*DESCRIPTION OF THE TASK*
Count how many lines hold the string "languages", and give only that number.

*DATA EXCERPTS*
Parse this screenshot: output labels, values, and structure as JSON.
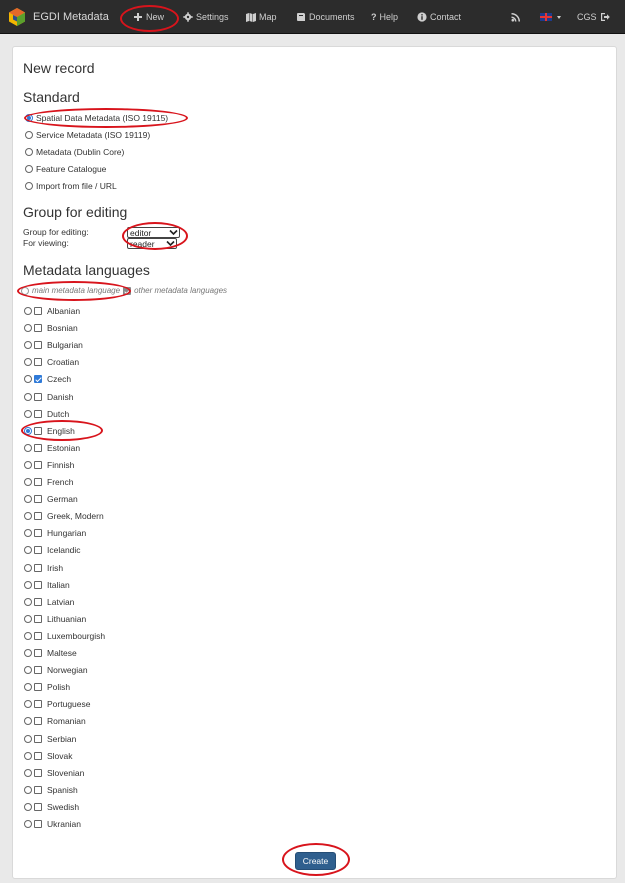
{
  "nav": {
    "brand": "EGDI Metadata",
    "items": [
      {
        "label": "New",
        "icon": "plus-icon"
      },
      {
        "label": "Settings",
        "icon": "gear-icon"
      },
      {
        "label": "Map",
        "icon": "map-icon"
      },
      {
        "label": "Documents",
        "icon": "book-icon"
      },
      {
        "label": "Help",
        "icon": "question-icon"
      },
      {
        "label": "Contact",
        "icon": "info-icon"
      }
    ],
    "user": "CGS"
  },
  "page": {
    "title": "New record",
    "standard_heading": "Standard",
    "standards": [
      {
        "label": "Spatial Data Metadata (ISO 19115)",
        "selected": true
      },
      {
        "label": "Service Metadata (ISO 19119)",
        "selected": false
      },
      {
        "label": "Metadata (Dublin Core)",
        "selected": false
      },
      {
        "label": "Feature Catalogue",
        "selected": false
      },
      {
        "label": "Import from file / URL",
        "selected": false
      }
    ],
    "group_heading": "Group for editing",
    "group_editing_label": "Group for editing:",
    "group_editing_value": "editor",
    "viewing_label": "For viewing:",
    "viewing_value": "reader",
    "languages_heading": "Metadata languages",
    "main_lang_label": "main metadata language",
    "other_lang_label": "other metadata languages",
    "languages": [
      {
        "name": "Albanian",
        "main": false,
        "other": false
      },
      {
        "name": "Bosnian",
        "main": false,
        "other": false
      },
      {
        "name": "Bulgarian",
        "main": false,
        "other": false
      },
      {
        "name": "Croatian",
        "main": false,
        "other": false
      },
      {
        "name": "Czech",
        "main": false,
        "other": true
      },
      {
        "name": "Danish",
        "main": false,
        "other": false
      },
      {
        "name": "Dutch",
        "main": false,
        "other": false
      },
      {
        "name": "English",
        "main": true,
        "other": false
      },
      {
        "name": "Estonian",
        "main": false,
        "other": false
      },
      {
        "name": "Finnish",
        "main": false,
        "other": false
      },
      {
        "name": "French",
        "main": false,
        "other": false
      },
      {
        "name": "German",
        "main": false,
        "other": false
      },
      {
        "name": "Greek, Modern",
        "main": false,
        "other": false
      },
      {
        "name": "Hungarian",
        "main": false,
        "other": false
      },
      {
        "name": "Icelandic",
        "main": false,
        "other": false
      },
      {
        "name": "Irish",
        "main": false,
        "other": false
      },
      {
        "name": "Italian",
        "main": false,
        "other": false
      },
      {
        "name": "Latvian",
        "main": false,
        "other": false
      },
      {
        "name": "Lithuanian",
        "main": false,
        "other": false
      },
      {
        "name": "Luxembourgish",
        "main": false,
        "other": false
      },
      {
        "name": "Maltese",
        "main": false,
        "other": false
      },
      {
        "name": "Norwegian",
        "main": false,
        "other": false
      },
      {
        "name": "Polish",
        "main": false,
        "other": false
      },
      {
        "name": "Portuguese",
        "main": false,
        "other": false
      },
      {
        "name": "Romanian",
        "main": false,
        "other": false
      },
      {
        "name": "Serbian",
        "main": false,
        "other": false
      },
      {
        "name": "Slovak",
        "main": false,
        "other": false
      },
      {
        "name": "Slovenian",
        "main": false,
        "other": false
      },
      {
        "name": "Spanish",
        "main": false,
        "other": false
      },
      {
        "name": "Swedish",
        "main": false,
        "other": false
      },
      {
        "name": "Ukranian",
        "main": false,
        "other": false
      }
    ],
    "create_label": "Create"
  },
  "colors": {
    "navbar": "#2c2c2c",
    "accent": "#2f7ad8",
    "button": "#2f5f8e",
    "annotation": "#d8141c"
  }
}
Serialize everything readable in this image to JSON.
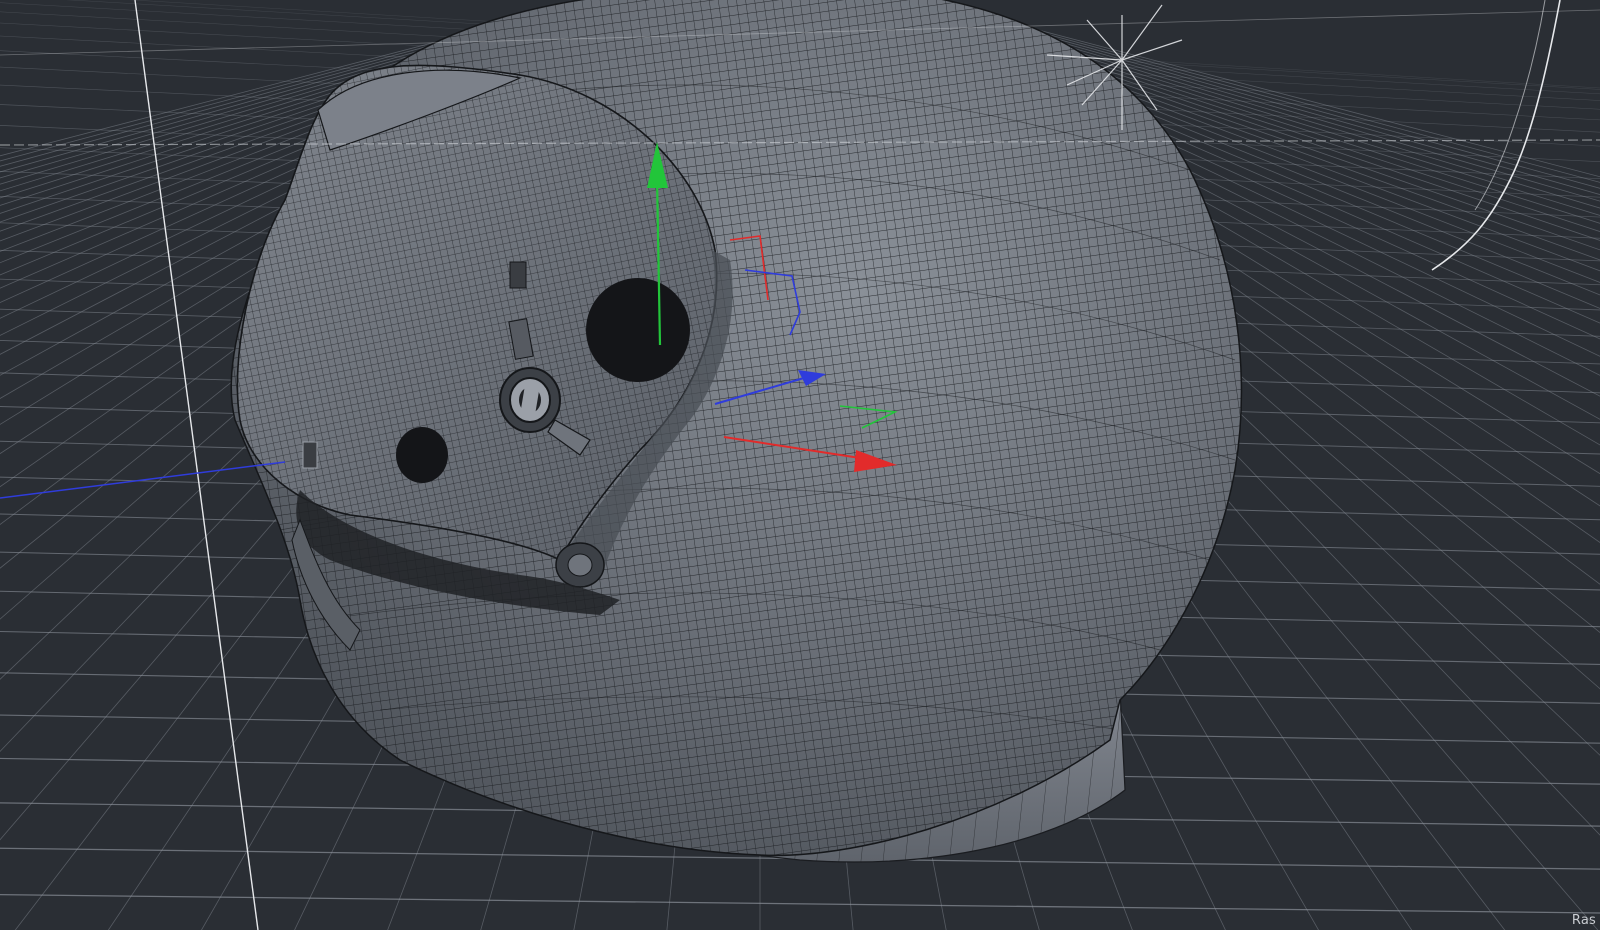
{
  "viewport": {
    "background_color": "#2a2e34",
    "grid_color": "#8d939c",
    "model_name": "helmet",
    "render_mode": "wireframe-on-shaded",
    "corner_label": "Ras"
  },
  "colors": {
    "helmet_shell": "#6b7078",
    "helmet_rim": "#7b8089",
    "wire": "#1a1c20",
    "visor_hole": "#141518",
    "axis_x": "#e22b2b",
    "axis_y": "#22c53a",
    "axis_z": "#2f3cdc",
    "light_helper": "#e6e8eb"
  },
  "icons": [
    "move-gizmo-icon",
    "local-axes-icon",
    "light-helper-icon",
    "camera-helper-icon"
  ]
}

*THE RESPONSE*
3